Transcribed page data:

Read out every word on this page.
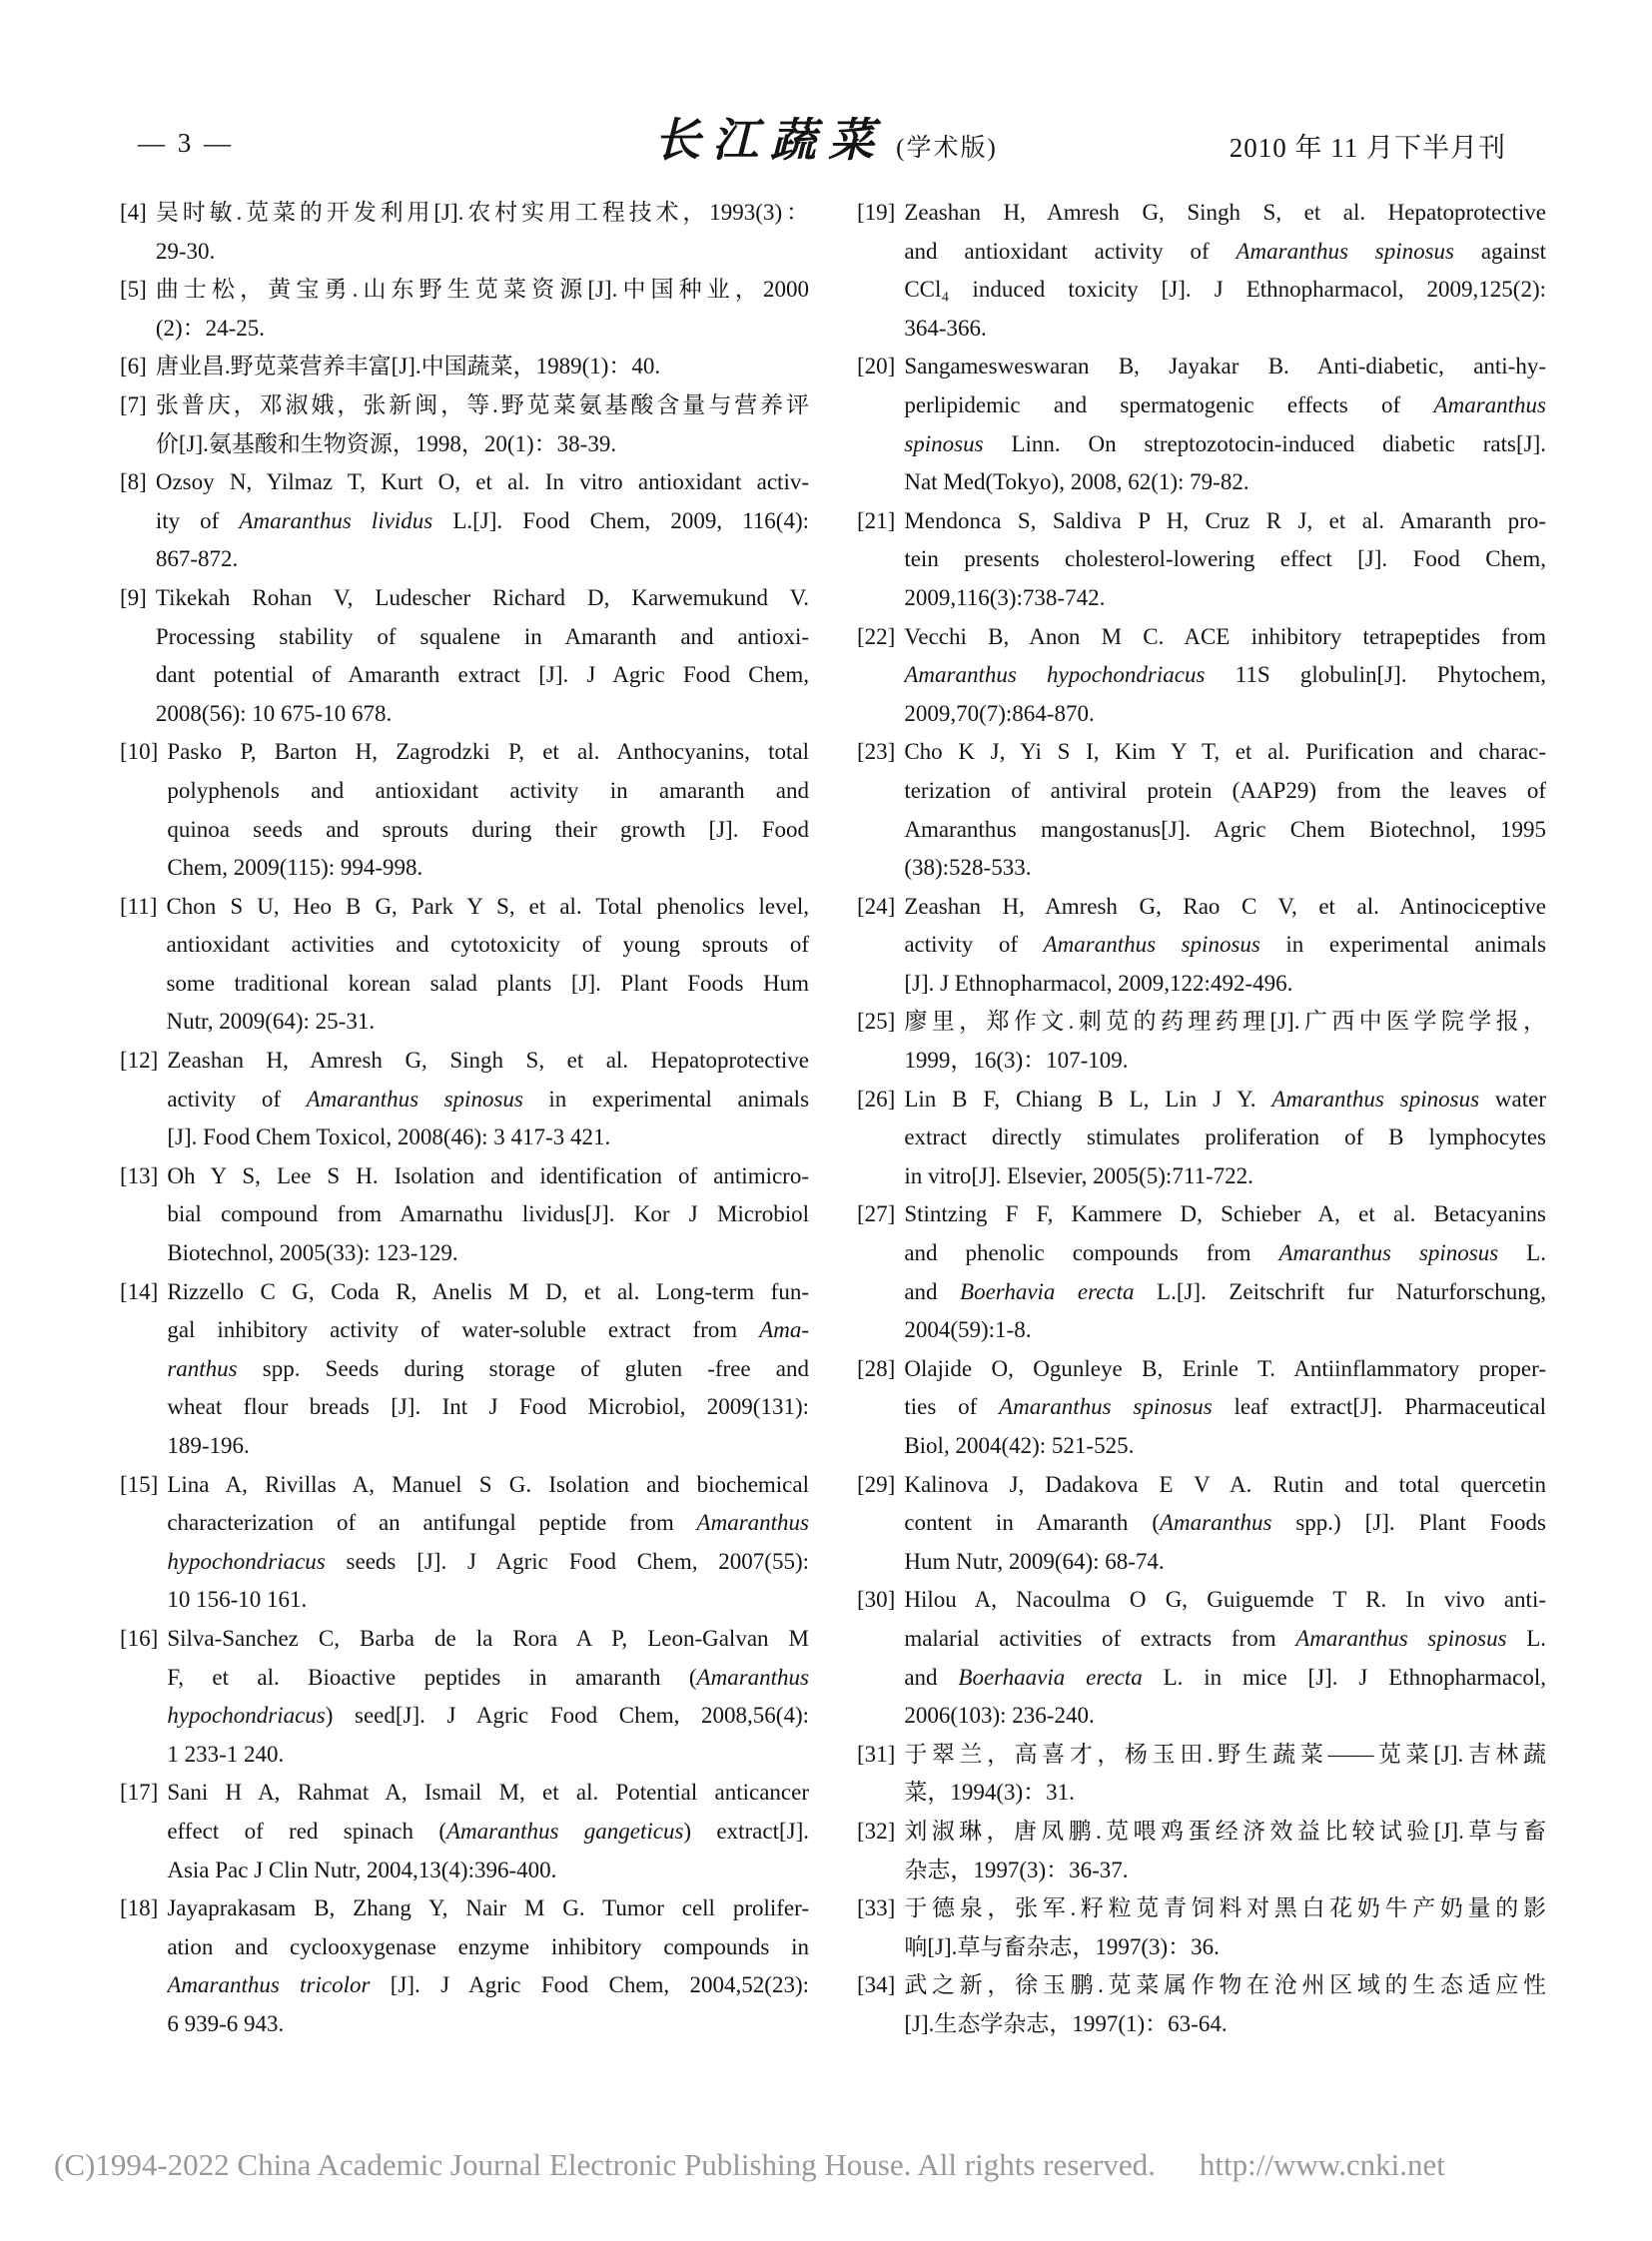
— 3 —	长江蔬菜 (学术版)	2010 年 11 月下半月刊
[4] 吴时敏.苋菜的开发利用[J].农村实用工程技术，1993(3)：
29-30.
[5] 曲士松，黄宝勇.山东野生苋菜资源[J].中国种业，2000
(2)：24-25.
[6] 唐业昌.野苋菜营养丰富[J].中国蔬菜，1989(1)：40.
[7] 张普庆，邓淑娥，张新闽，等.野苋菜氨基酸含量与营养评
价[J].氨基酸和生物资源，1998，20(1)：38-39.
[8] Ozsoy N, Yilmaz T, Kurt O, et al. In vitro antioxidant activ-
ity of Amaranthus lividus L.[J]. Food Chem, 2009, 116(4):
867-872.
[9] Tikekah Rohan V, Ludescher Richard D, Karwemukund V.
Processing stability of squalene in Amaranth and antioxi-
dant potential of Amaranth extract [J]. J Agric Food Chem,
2008(56): 10 675-10 678.
[10] Pasko P, Barton H, Zagrodzki P, et al. Anthocyanins, total
polyphenols and antioxidant activity in amaranth and
quinoa seeds and sprouts during their growth [J]. Food
Chem, 2009(115): 994-998.
[11] Chon S U, Heo B G, Park Y S, et al. Total phenolics level,
antioxidant activities and cytotoxicity of young sprouts of
some traditional korean salad plants [J]. Plant Foods Hum
Nutr, 2009(64): 25-31.
[12] Zeashan H, Amresh G, Singh S, et al. Hepatoprotective
activity of Amaranthus spinosus in experimental animals
[J]. Food Chem Toxicol, 2008(46): 3 417-3 421.
[13] Oh Y S, Lee S H. Isolation and identification of antimicro-
bial compound from Amarnathu lividus[J]. Kor J Microbiol
Biotechnol, 2005(33): 123-129.
[14] Rizzello C G, Coda R, Anelis M D, et al. Long-term fun-
gal inhibitory activity of water-soluble extract from Ama-
ranthus spp. Seeds during storage of gluten -free and
wheat flour breads [J]. Int J Food Microbiol, 2009(131):
189-196.
[15] Lina A, Rivillas A, Manuel S G. Isolation and biochemical
characterization of an antifungal peptide from Amaranthus
hypochondriacus seeds [J]. J Agric Food Chem, 2007(55):
10 156-10 161.
[16] Silva-Sanchez C, Barba de la Rora A P, Leon-Galvan M
F, et al. Bioactive peptides in amaranth (Amaranthus
hypochondriacus) seed[J]. J Agric Food Chem, 2008,56(4):
1 233-1 240.
[17] Sani H A, Rahmat A, Ismail M, et al. Potential anticancer
effect of red spinach (Amaranthus gangeticus) extract[J].
Asia Pac J Clin Nutr, 2004,13(4):396-400.
[18] Jayaprakasam B, Zhang Y, Nair M G. Tumor cell prolifer-
ation and cyclooxygenase enzyme inhibitory compounds in
Amaranthus tricolor [J]. J Agric Food Chem, 2004,52(23):
6 939-6 943.
[19] Zeashan H, Amresh G, Singh S, et al. Hepatoprotective
and antioxidant activity of Amaranthus spinosus against
CCl₄ induced toxicity [J]. J Ethnopharmacol, 2009,125(2):
364-366.
[20] Sangamesweswaran B, Jayakar B. Anti-diabetic, anti-hy-
perlipidemic and spermatogenic effects of Amaranthus
spinosus Linn. On streptozotocin-induced diabetic rats[J].
Nat Med(Tokyo), 2008, 62(1): 79-82.
[21] Mendonca S, Saldiva P H, Cruz R J, et al. Amaranth pro-
tein presents cholesterol-lowering effect [J]. Food Chem,
2009,116(3):738-742.
[22] Vecchi B, Anon M C. ACE inhibitory tetrapeptides from
Amaranthus hypochondriacus 11S globulin[J]. Phytochem,
2009,70(7):864-870.
[23] Cho K J, Yi S I, Kim Y T, et al. Purification and charac-
terization of antiviral protein (AAP29) from the leaves of
Amaranthus mangostanus[J]. Agric Chem Biotechnol, 1995
(38):528-533.
[24] Zeashan H, Amresh G, Rao C V, et al. Antinociceptive
activity of Amaranthus spinosus in experimental animals
[J]. J Ethnopharmacol, 2009,122:492-496.
[25] 廖里，郑作文.刺苋的药理药理[J].广西中医学院学报，
1999，16(3)：107-109.
[26] Lin B F, Chiang B L, Lin J Y. Amaranthus spinosus water
extract directly stimulates proliferation of B lymphocytes
in vitro[J]. Elsevier, 2005(5):711-722.
[27] Stintzing F F, Kammere D, Schieber A, et al. Betacyanins
and phenolic compounds from Amaranthus spinosus L.
and Boerhavia erecta L.[J]. Zeitschrift fur Naturforschung,
2004(59):1-8.
[28] Olajide O, Ogunleye B, Erinle T. Antiinflammatory proper-
ties of Amaranthus spinosus leaf extract[J]. Pharmaceutical
Biol, 2004(42): 521-525.
[29] Kalinova J, Dadakova E V A. Rutin and total quercetin
content in Amaranth (Amaranthus spp.) [J]. Plant Foods
Hum Nutr, 2009(64): 68-74.
[30] Hilou A, Nacoulma O G, Guiguemde T R. In vivo anti-
malarial activities of extracts from Amaranthus spinosus L.
and Boerhaavia erecta L. in mice [J]. J Ethnopharmacol,
2006(103): 236-240.
[31] 于翠兰，高喜才，杨玉田.野生蔬菜——苋菜[J].吉林蔬
菜，1994(3)：31.
[32] 刘淑琳，唐凤鹏.苋喂鸡蛋经济效益比较试验[J].草与畜
杂志，1997(3)：36-37.
[33] 于德泉，张军.籽粒苋青饲料对黑白花奶牛产奶量的影
响[J].草与畜杂志，1997(3)：36.
[34] 武之新，徐玉鹏.苋菜属作物在沧州区域的生态适应性
[J].生态学杂志，1997(1)：63-64.
(C)1994-2022 China Academic Journal Electronic Publishing House. All rights reserved. http://www.cnki.net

Your assignment: The lines to return are those with the string "antioxidant" in them; copy each from the entries above.

Answer below:
[8] Ozsoy N, Yilmaz T, Kurt O, et al. In vitro antioxidant activ-
polyphenols and antioxidant activity in amaranth and
antioxidant activities and cytotoxicity of young sprouts of
and antioxidant activity of Amaranthus spinosus against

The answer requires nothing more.